DIRECTIVE
Locate every line in the records below that contains the word "John", and copy each one.

═════ INPUT RECORDS ═════

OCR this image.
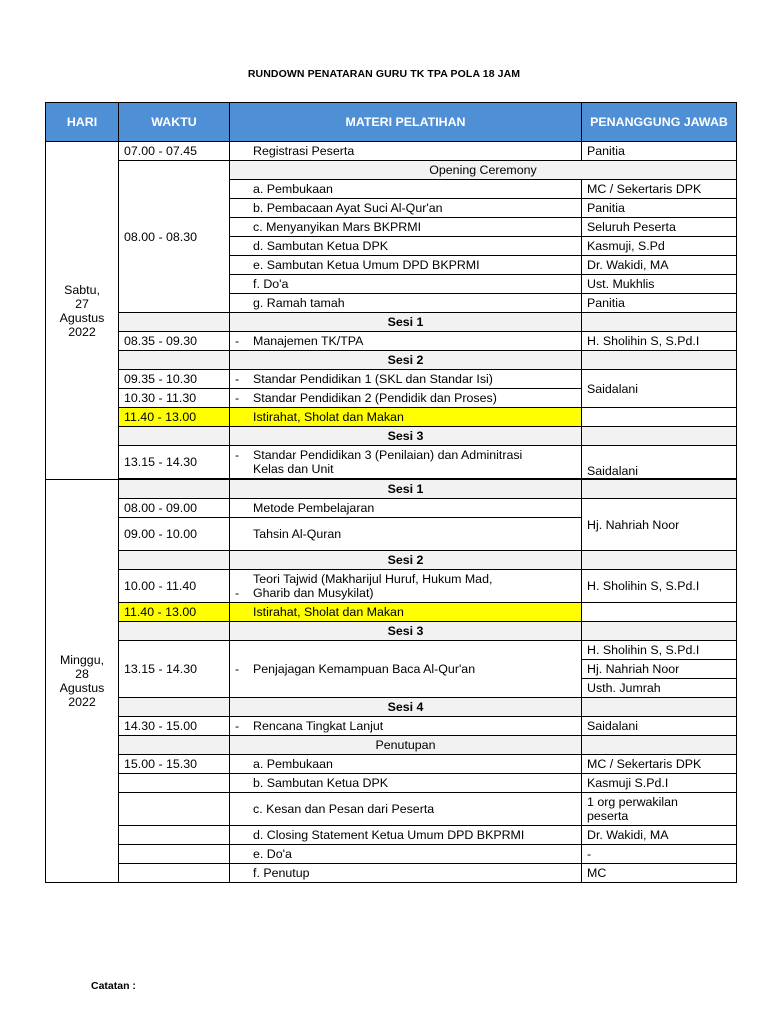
RUNDOWN PENATARAN GURU TK TPA POLA 18 JAM
HARI	WAKTU	MATERI PELATIHAN	PENANGGUNG JAWAB
Sabtu,
27
Agustus
2022	07.00 - 07.45	Registrasi Peserta	Panitia
	08.00 - 08.30	Opening Ceremony	
		a. Pembukaan	MC / Sekertaris DPK
		b. Pembacaan Ayat Suci Al-Qur'an	Panitia
		c. Menyanyikan Mars BKPRMI	Seluruh Peserta
		d. Sambutan Ketua DPK	Kasmuji, S.Pd
		e. Sambutan Ketua Umum DPD BKPRMI	Dr. Wakidi, MA
		f. Do'a	Ust. Mukhlis
		g. Ramah tamah	Panitia
		Sesi 1	
	08.35 - 09.30	- Manajemen TK/TPA	H. Sholihin S, S.Pd.I
		Sesi 2	
	09.35 - 10.30	- Standar Pendidikan 1 (SKL dan Standar Isi)	Saidalani
	10.30 - 11.30	- Standar Pendidikan 2 (Pendidik dan Proses)	
	11.40 - 13.00	Istirahat, Sholat dan Makan	
		Sesi 3	
	13.15 - 14.30	- Standar Pendidikan 3 (Penilaian) dan Adminitrasi
Kelas dan Unit	Saidalani

Minggu,
28
Agustus
2022		Sesi 1	
	08.00 - 09.00	Metode Pembelajaran	Hj. Nahriah Noor
	09.00 - 10.00	Tahsin Al-Quran	
		Sesi 2	
	10.00 - 11.40	Teori Tajwid (Makharijul Huruf, Hukum Mad,
- Gharib dan Musykilat)	H. Sholihin S, S.Pd.I
	11.40 - 13.00	Istirahat, Sholat dan Makan	
		Sesi 3	
	13.15 - 14.30	- Penjajagan Kemampuan Baca Al-Qur'an	H. Sholihin S, S.Pd.I
			Hj. Nahriah Noor
			Usth. Jumrah
		Sesi 4	
	14.30 - 15.00	- Rencana Tingkat Lanjut	Saidalani
		Penutupan	
	15.00 - 15.30	a. Pembukaan	MC / Sekertaris DPK
		b. Sambutan Ketua DPK	Kasmuji S.Pd.I
		c. Kesan dan Pesan dari Peserta	1 org perwakilan
peserta
		d. Closing Statement Ketua Umum DPD BKPRMI	Dr. Wakidi, MA
		e. Do'a	-
		f. Penutup	MC
Catatan :
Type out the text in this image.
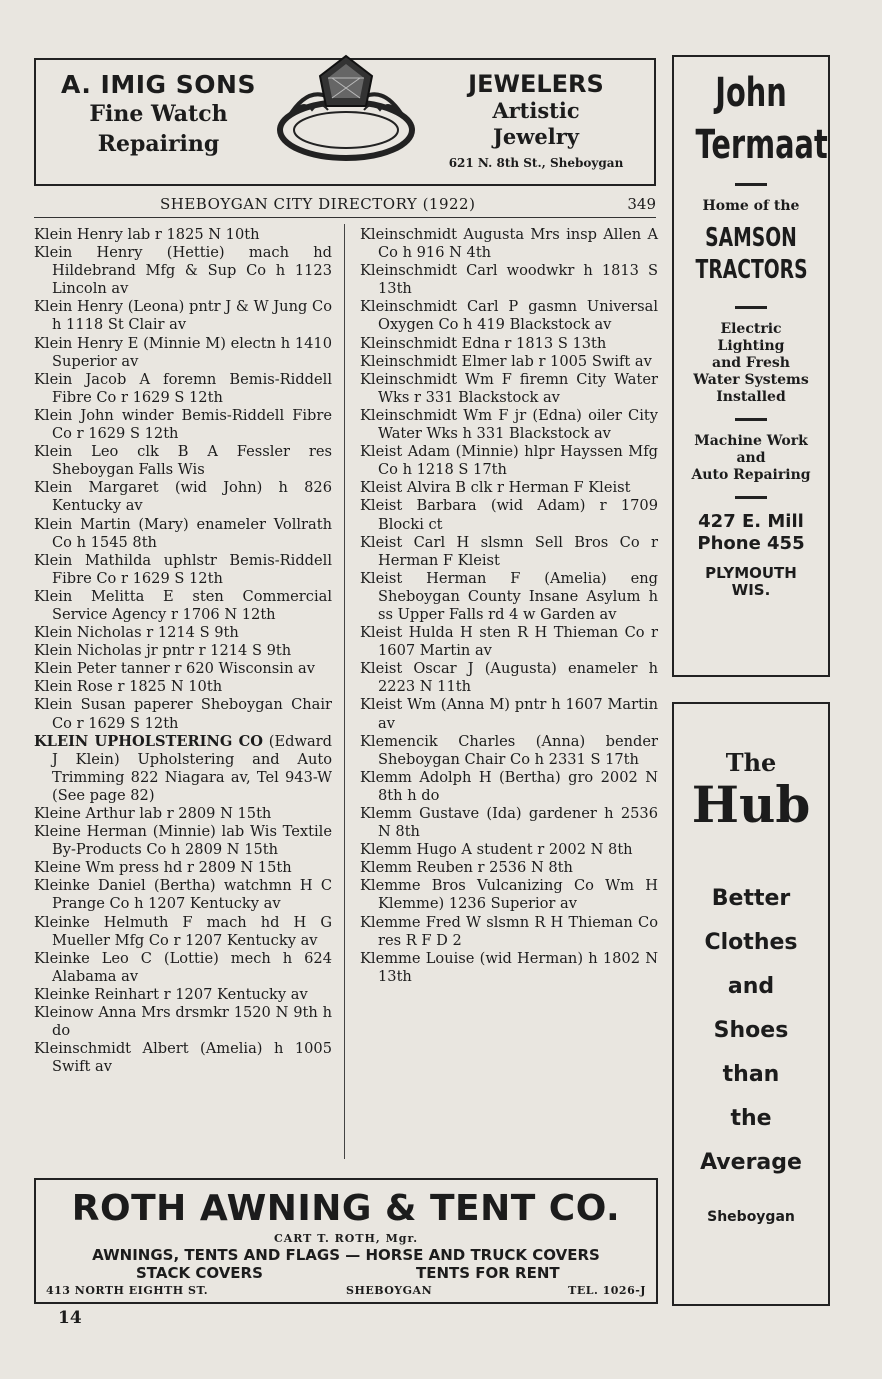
A. IMIG SONS
Fine Watch
Repairing
JEWELERS
Artistic
Jewelry
621 N. 8th St., Sheboygan
SHEBOYGAN CITY DIRECTORY (1922)	349

Klein Henry lab r 1825 N 10th

Klein Henry (Hettie) mach hd Hildebrand Mfg & Sup Co h 1123 Lincoln av

Klein Henry (Leona) pntr J & W Jung Co h 1118 St Clair av

Klein Henry E (Minnie M) electn h 1410 Superior av

Klein Jacob A foremn Bemis-Riddell Fibre Co r 1629 S 12th

Klein John winder Bemis-Riddell Fibre Co r 1629 S 12th

Klein Leo clk B A Fessler res Sheboygan Falls Wis

Klein Margaret (wid John) h 826 Kentucky av

Klein Martin (Mary) enameler Vollrath Co h 1545 8th

Klein Mathilda uphlstr Bemis-Riddell Fibre Co r 1629 S 12th

Klein Melitta E sten Commercial Service Agency r 1706 N 12th

Klein Nicholas r 1214 S 9th

Klein Nicholas jr pntr r 1214 S 9th

Klein Peter tanner r 620 Wisconsin av

Klein Rose r 1825 N 10th

Klein Susan paperer Sheboygan Chair Co r 1629 S 12th

KLEIN UPHOLSTERING CO (Edward J Klein) Upholstering and Auto Trimming 822 Niagara av, Tel 943-W (See page 82)

Kleine Arthur lab r 2809 N 15th

Kleine Herman (Minnie) lab Wis Textile By-Products Co h 2809 N 15th

Kleine Wm press hd r 2809 N 15th

Kleinke Daniel (Bertha) watchmn H C Prange Co h 1207 Kentucky av

Kleinke Helmuth F mach hd H G Mueller Mfg Co r 1207 Kentucky av

Kleinke Leo C (Lottie) mech h 624 Alabama av

Kleinke Reinhart r 1207 Kentucky av

Kleinow Anna Mrs drsmkr 1520 N 9th h do

Kleinschmidt Albert (Amelia) h 1005 Swift av

Kleinschmidt Augusta Mrs insp Allen A Co h 916 N 4th

Kleinschmidt Carl woodwkr h 1813 S 13th

Kleinschmidt Carl P gasmn Universal Oxygen Co h 419 Blackstock av

Kleinschmidt Edna r 1813 S 13th

Kleinschmidt Elmer lab r 1005 Swift av

Kleinschmidt Wm F firemn City Water Wks r 331 Blackstock av

Kleinschmidt Wm F jr (Edna) oiler City Water Wks h 331 Blackstock av

Kleist Adam (Minnie) hlpr Hayssen Mfg Co h 1218 S 17th

Kleist Alvira B clk r Herman F Kleist

Kleist Barbara (wid Adam) r 1709 Blocki ct

Kleist Carl H slsmn Sell Bros Co r Herman F Kleist

Kleist Herman F (Amelia) eng Sheboygan County Insane Asylum h ss Upper Falls rd 4 w Garden av

Kleist Hulda H sten R H Thieman Co r 1607 Martin av

Kleist Oscar J (Augusta) enameler h 2223 N 11th

Kleist Wm (Anna M) pntr h 1607 Martin av

Klemencik Charles (Anna) bender Sheboygan Chair Co h 2331 S 17th

Klemm Adolph H (Bertha) gro 2002 N 8th h do

Klemm Gustave (Ida) gardener h 2536 N 8th

Klemm Hugo A student r 2002 N 8th

Klemm Reuben r 2536 N 8th

Klemme Bros Vulcanizing Co Wm H Klemme) 1236 Superior av

Klemme Fred W slsmn R H Thieman Co res R F D 2

Klemme Louise (wid Herman) h 1802 N 13th

ROTH AWNING & TENT CO.
CART T. ROTH, Mgr.
AWNINGS, TENTS AND FLAGS — HORSE AND TRUCK COVERS
STACK COVERS	TENTS FOR RENT
413 NORTH EIGHTH ST.	SHEBOYGAN	TEL. 1026-J
14
John
Termaat
Home of the
SAMSON
TRACTORS
Electric
Lighting
and Fresh
Water Systems
Installed
Machine Work
and
Auto Repairing
427 E. Mill
Phone 455
PLYMOUTH
WIS.
The
Hub
Better
Clothes
and
Shoes
than
the
Average
Sheboygan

═════

REPLY
Klein John winder Bemis-Riddell Fibre Co r 1629 S 12th
Klein Margaret (wid John) h 826 Kentucky av
John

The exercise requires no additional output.